* _Short problem_: Skip the pictures and repeat each line of the data exactly.

* _Data entries for graphics_:
- - - - - - -

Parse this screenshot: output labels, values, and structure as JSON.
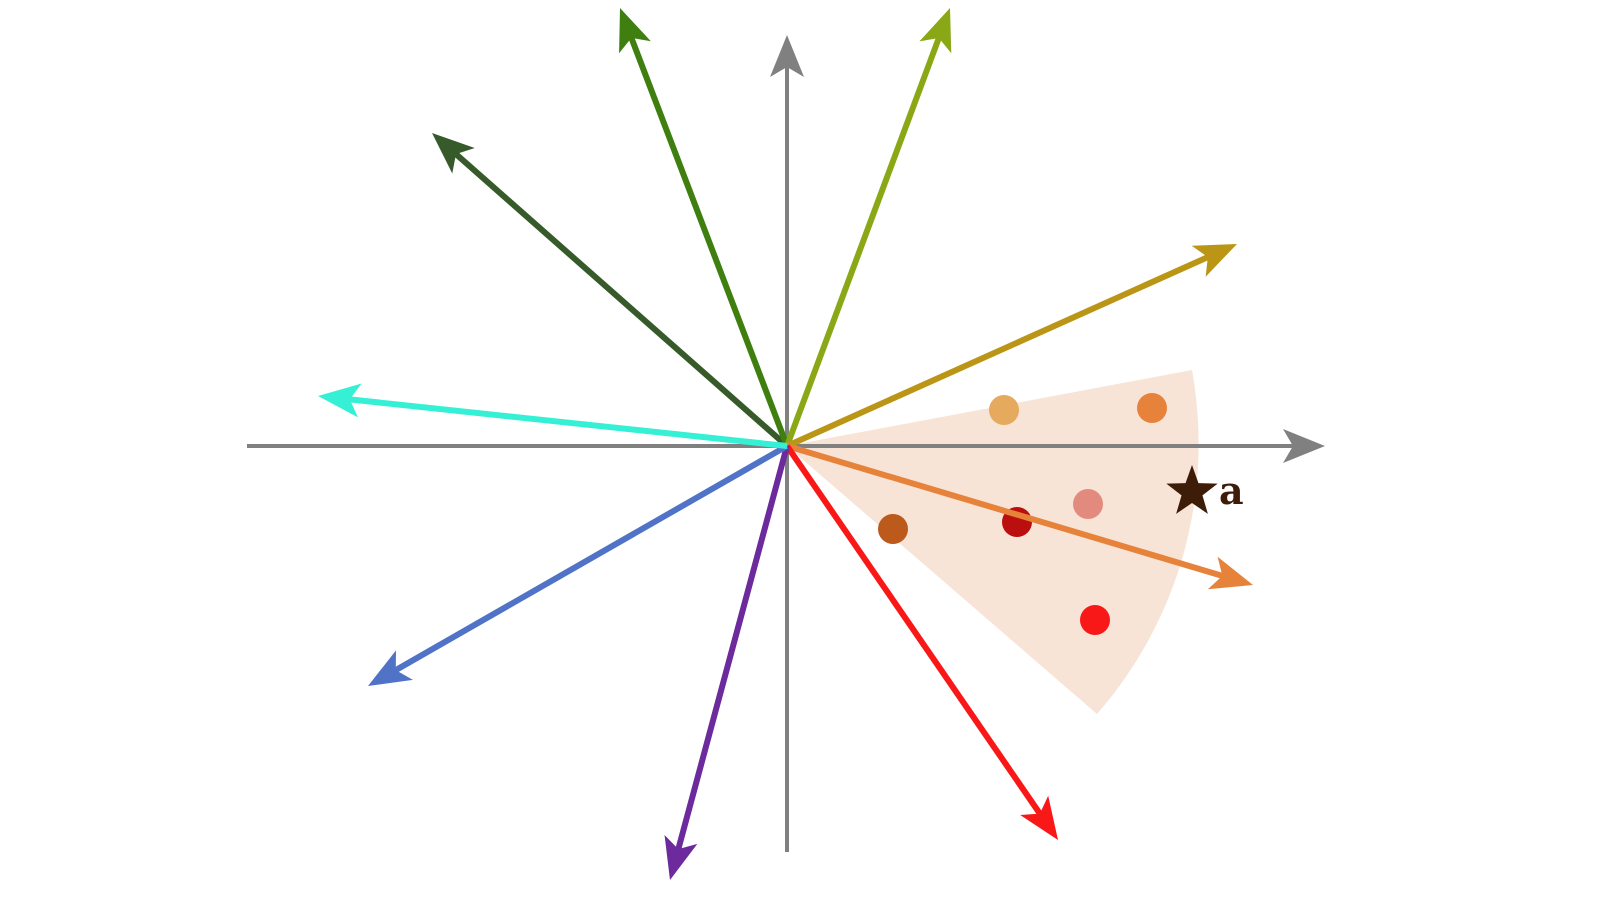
{
  "axis_color": "#808080",
  "wedge_color": "#f7e4d6",
  "vectors": [
    {
      "name": "dark-green",
      "color": "#365a2a"
    },
    {
      "name": "green",
      "color": "#3f7f10"
    },
    {
      "name": "yellow-green",
      "color": "#8aa815"
    },
    {
      "name": "gold",
      "color": "#bb9516"
    },
    {
      "name": "orange",
      "color": "#e7823a"
    },
    {
      "name": "red",
      "color": "#f91818"
    },
    {
      "name": "purple",
      "color": "#6c2a9c"
    },
    {
      "name": "blue",
      "color": "#5073c8"
    },
    {
      "name": "cyan",
      "color": "#36f0d6"
    }
  ],
  "points": [
    {
      "color": "#e5aa5e"
    },
    {
      "color": "#e7823a"
    },
    {
      "color": "#e38a7e"
    },
    {
      "color": "#bb0e0e"
    },
    {
      "color": "#bb5a1a"
    },
    {
      "color": "#f91818"
    }
  ],
  "star": {
    "color": "#3d1c08",
    "label": "a"
  }
}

- - - - - - -

* _Reply_:
Parse this screenshot: output labels, values, and structure as JSON.
{
  "axis_color": "#808080",
  "wedge_color": "#f7e4d6",
  "vectors": [
    {
      "name": "dark-green",
      "color": "#365a2a"
    },
    {
      "name": "green",
      "color": "#3f7f10"
    },
    {
      "name": "yellow-green",
      "color": "#8aa815"
    },
    {
      "name": "gold",
      "color": "#bb9516"
    },
    {
      "name": "orange",
      "color": "#e7823a"
    },
    {
      "name": "red",
      "color": "#f91818"
    },
    {
      "name": "purple",
      "color": "#6c2a9c"
    },
    {
      "name": "blue",
      "color": "#5073c8"
    },
    {
      "name": "cyan",
      "color": "#36f0d6"
    }
  ],
  "points": [
    {
      "color": "#e5aa5e"
    },
    {
      "color": "#e7823a"
    },
    {
      "color": "#e38a7e"
    },
    {
      "color": "#bb0e0e"
    },
    {
      "color": "#bb5a1a"
    },
    {
      "color": "#f91818"
    }
  ],
  "star": {
    "color": "#3d1c08",
    "label": "a"
  }
}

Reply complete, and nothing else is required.